• [WHAT IS BEING ASKED] Below are records to be output exactly, every one of them.
»»
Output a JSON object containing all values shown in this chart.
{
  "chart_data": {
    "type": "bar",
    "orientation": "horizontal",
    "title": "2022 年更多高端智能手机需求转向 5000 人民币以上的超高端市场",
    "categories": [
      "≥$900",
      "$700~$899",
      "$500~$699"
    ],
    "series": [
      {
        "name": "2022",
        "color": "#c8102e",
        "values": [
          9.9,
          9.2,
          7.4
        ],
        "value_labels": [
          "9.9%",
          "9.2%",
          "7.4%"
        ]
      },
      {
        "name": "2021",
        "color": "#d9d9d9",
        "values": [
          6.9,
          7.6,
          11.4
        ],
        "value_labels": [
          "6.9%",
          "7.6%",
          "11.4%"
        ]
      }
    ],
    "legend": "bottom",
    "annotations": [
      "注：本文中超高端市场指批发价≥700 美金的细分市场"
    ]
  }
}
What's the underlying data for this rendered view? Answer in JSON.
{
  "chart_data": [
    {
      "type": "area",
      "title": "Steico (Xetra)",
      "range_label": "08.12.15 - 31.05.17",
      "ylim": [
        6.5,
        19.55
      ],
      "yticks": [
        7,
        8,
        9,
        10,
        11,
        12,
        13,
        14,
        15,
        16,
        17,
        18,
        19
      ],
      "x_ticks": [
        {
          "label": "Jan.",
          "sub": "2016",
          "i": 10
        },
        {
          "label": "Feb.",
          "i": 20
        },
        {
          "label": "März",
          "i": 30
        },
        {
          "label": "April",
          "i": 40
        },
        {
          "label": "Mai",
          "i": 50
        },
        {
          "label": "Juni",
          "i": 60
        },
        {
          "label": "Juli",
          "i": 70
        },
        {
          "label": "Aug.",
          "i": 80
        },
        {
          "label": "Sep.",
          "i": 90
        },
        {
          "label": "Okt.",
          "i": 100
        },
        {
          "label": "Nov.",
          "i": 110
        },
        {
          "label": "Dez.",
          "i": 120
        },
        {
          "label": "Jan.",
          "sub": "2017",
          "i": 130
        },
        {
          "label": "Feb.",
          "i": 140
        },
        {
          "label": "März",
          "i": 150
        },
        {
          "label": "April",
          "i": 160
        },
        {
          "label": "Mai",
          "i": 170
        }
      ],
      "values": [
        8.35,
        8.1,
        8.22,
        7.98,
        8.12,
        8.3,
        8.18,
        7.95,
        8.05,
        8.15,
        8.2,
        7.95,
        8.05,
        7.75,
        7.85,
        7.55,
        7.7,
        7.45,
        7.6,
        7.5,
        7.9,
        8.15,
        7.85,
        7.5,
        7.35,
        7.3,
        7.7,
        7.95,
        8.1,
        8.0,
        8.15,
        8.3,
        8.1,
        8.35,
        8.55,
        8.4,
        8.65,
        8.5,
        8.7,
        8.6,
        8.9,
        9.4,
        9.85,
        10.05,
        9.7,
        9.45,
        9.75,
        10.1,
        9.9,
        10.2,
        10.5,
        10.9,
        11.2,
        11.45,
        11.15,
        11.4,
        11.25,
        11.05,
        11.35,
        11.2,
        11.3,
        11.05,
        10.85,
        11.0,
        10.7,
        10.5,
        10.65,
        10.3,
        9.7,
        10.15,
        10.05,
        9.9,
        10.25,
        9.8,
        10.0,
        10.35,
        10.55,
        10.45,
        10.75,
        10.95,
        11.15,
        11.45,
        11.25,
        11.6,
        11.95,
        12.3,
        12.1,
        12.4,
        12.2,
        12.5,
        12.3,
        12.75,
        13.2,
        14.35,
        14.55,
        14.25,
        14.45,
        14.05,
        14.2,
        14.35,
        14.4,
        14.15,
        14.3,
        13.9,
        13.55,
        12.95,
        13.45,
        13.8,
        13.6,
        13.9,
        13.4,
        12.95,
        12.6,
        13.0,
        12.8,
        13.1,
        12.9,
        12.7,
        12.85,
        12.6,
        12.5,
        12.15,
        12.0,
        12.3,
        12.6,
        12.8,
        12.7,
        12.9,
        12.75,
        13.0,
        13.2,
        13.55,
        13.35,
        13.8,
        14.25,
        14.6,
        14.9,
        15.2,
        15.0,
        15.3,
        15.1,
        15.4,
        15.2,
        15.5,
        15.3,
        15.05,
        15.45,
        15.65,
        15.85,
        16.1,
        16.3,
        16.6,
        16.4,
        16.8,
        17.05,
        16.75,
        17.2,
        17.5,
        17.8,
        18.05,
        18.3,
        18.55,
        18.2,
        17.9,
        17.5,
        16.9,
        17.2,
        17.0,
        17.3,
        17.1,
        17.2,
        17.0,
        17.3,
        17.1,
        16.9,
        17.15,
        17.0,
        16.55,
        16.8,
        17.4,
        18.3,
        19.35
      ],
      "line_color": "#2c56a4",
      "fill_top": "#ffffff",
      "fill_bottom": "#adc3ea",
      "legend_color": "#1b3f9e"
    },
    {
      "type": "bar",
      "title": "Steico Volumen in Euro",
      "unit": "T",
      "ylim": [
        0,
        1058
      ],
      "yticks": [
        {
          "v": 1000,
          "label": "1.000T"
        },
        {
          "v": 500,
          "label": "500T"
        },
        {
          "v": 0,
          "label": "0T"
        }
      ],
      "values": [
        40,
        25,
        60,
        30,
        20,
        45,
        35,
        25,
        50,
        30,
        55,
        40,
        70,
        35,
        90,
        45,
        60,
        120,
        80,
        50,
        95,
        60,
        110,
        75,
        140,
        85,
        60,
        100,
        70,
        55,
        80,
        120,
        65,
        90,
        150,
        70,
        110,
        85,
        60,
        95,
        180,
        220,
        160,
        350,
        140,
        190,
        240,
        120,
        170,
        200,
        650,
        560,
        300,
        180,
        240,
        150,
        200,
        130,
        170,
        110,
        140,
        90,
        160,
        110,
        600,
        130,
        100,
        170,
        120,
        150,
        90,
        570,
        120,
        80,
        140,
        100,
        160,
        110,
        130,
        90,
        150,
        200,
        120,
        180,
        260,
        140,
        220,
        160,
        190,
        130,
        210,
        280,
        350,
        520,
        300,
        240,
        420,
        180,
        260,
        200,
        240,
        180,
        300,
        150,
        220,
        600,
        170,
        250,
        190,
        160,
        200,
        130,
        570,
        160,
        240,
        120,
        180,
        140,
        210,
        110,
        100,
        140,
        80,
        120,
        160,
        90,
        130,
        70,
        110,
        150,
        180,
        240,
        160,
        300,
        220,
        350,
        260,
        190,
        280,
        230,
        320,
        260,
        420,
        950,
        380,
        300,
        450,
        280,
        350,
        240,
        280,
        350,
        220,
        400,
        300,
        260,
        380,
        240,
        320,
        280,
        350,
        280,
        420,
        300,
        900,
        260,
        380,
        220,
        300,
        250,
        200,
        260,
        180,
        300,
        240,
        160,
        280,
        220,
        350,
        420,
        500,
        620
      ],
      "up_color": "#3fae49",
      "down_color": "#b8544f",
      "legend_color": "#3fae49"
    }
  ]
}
««
• [ANSWER BELOW]
Output a JSON object containing all values shown in this chart.
{
  "chart_data": {
    "type": "bar",
    "orientation": "horizontal",
    "title": "2022 年更多高端智能手机需求转向 5000 人民币以上的超高端市场",
    "categories": [
      "≥$900",
      "$700~$899",
      "$500~$699"
    ],
    "series": [
      {
        "name": "2022",
        "color": "#c8102e",
        "values": [
          9.9,
          9.2,
          7.4
        ],
        "value_labels": [
          "9.9%",
          "9.2%",
          "7.4%"
        ]
      },
      {
        "name": "2021",
        "color": "#d9d9d9",
        "values": [
          6.9,
          7.6,
          11.4
        ],
        "value_labels": [
          "6.9%",
          "7.6%",
          "11.4%"
        ]
      }
    ],
    "legend": "bottom",
    "annotations": [
      "注：本文中超高端市场指批发价≥700 美金的细分市场"
    ]
  }
}
What's the underlying data for this rendered view? Answer in JSON.
{
  "chart_data": [
    {
      "type": "area",
      "title": "Steico (Xetra)",
      "range_label": "08.12.15 - 31.05.17",
      "ylim": [
        6.5,
        19.55
      ],
      "yticks": [
        7,
        8,
        9,
        10,
        11,
        12,
        13,
        14,
        15,
        16,
        17,
        18,
        19
      ],
      "x_ticks": [
        {
          "label": "Jan.",
          "sub": "2016",
          "i": 10
        },
        {
          "label": "Feb.",
          "i": 20
        },
        {
          "label": "März",
          "i": 30
        },
        {
          "label": "April",
          "i": 40
        },
        {
          "label": "Mai",
          "i": 50
        },
        {
          "label": "Juni",
          "i": 60
        },
        {
          "label": "Juli",
          "i": 70
        },
        {
          "label": "Aug.",
          "i": 80
        },
        {
          "label": "Sep.",
          "i": 90
        },
        {
          "label": "Okt.",
          "i": 100
        },
        {
          "label": "Nov.",
          "i": 110
        },
        {
          "label": "Dez.",
          "i": 120
        },
        {
          "label": "Jan.",
          "sub": "2017",
          "i": 130
        },
        {
          "label": "Feb.",
          "i": 140
        },
        {
          "label": "März",
          "i": 150
        },
        {
          "label": "April",
          "i": 160
        },
        {
          "label": "Mai",
          "i": 170
        }
      ],
      "values": [
        8.35,
        8.1,
        8.22,
        7.98,
        8.12,
        8.3,
        8.18,
        7.95,
        8.05,
        8.15,
        8.2,
        7.95,
        8.05,
        7.75,
        7.85,
        7.55,
        7.7,
        7.45,
        7.6,
        7.5,
        7.9,
        8.15,
        7.85,
        7.5,
        7.35,
        7.3,
        7.7,
        7.95,
        8.1,
        8.0,
        8.15,
        8.3,
        8.1,
        8.35,
        8.55,
        8.4,
        8.65,
        8.5,
        8.7,
        8.6,
        8.9,
        9.4,
        9.85,
        10.05,
        9.7,
        9.45,
        9.75,
        10.1,
        9.9,
        10.2,
        10.5,
        10.9,
        11.2,
        11.45,
        11.15,
        11.4,
        11.25,
        11.05,
        11.35,
        11.2,
        11.3,
        11.05,
        10.85,
        11.0,
        10.7,
        10.5,
        10.65,
        10.3,
        9.7,
        10.15,
        10.05,
        9.9,
        10.25,
        9.8,
        10.0,
        10.35,
        10.55,
        10.45,
        10.75,
        10.95,
        11.15,
        11.45,
        11.25,
        11.6,
        11.95,
        12.3,
        12.1,
        12.4,
        12.2,
        12.5,
        12.3,
        12.75,
        13.2,
        14.35,
        14.55,
        14.25,
        14.45,
        14.05,
        14.2,
        14.35,
        14.4,
        14.15,
        14.3,
        13.9,
        13.55,
        12.95,
        13.45,
        13.8,
        13.6,
        13.9,
        13.4,
        12.95,
        12.6,
        13.0,
        12.8,
        13.1,
        12.9,
        12.7,
        12.85,
        12.6,
        12.5,
        12.15,
        12.0,
        12.3,
        12.6,
        12.8,
        12.7,
        12.9,
        12.75,
        13.0,
        13.2,
        13.55,
        13.35,
        13.8,
        14.25,
        14.6,
        14.9,
        15.2,
        15.0,
        15.3,
        15.1,
        15.4,
        15.2,
        15.5,
        15.3,
        15.05,
        15.45,
        15.65,
        15.85,
        16.1,
        16.3,
        16.6,
        16.4,
        16.8,
        17.05,
        16.75,
        17.2,
        17.5,
        17.8,
        18.05,
        18.3,
        18.55,
        18.2,
        17.9,
        17.5,
        16.9,
        17.2,
        17.0,
        17.3,
        17.1,
        17.2,
        17.0,
        17.3,
        17.1,
        16.9,
        17.15,
        17.0,
        16.55,
        16.8,
        17.4,
        18.3,
        19.35
      ],
      "line_color": "#2c56a4",
      "fill_top": "#ffffff",
      "fill_bottom": "#adc3ea",
      "legend_color": "#1b3f9e"
    },
    {
      "type": "bar",
      "title": "Steico Volumen in Euro",
      "unit": "T",
      "ylim": [
        0,
        1058
      ],
      "yticks": [
        {
          "v": 1000,
          "label": "1.000T"
        },
        {
          "v": 500,
          "label": "500T"
        },
        {
          "v": 0,
          "label": "0T"
        }
      ],
      "values": [
        40,
        25,
        60,
        30,
        20,
        45,
        35,
        25,
        50,
        30,
        55,
        40,
        70,
        35,
        90,
        45,
        60,
        120,
        80,
        50,
        95,
        60,
        110,
        75,
        140,
        85,
        60,
        100,
        70,
        55,
        80,
        120,
        65,
        90,
        150,
        70,
        110,
        85,
        60,
        95,
        180,
        220,
        160,
        350,
        140,
        190,
        240,
        120,
        170,
        200,
        650,
        560,
        300,
        180,
        240,
        150,
        200,
        130,
        170,
        110,
        140,
        90,
        160,
        110,
        600,
        130,
        100,
        170,
        120,
        150,
        90,
        570,
        120,
        80,
        140,
        100,
        160,
        110,
        130,
        90,
        150,
        200,
        120,
        180,
        260,
        140,
        220,
        160,
        190,
        130,
        210,
        280,
        350,
        520,
        300,
        240,
        420,
        180,
        260,
        200,
        240,
        180,
        300,
        150,
        220,
        600,
        170,
        250,
        190,
        160,
        200,
        130,
        570,
        160,
        240,
        120,
        180,
        140,
        210,
        110,
        100,
        140,
        80,
        120,
        160,
        90,
        130,
        70,
        110,
        150,
        180,
        240,
        160,
        300,
        220,
        350,
        260,
        190,
        280,
        230,
        320,
        260,
        420,
        950,
        380,
        300,
        450,
        280,
        350,
        240,
        280,
        350,
        220,
        400,
        300,
        260,
        380,
        240,
        320,
        280,
        350,
        280,
        420,
        300,
        900,
        260,
        380,
        220,
        300,
        250,
        200,
        260,
        180,
        300,
        240,
        160,
        280,
        220,
        350,
        420,
        500,
        620
      ],
      "up_color": "#3fae49",
      "down_color": "#b8544f",
      "legend_color": "#3fae49"
    }
  ]
}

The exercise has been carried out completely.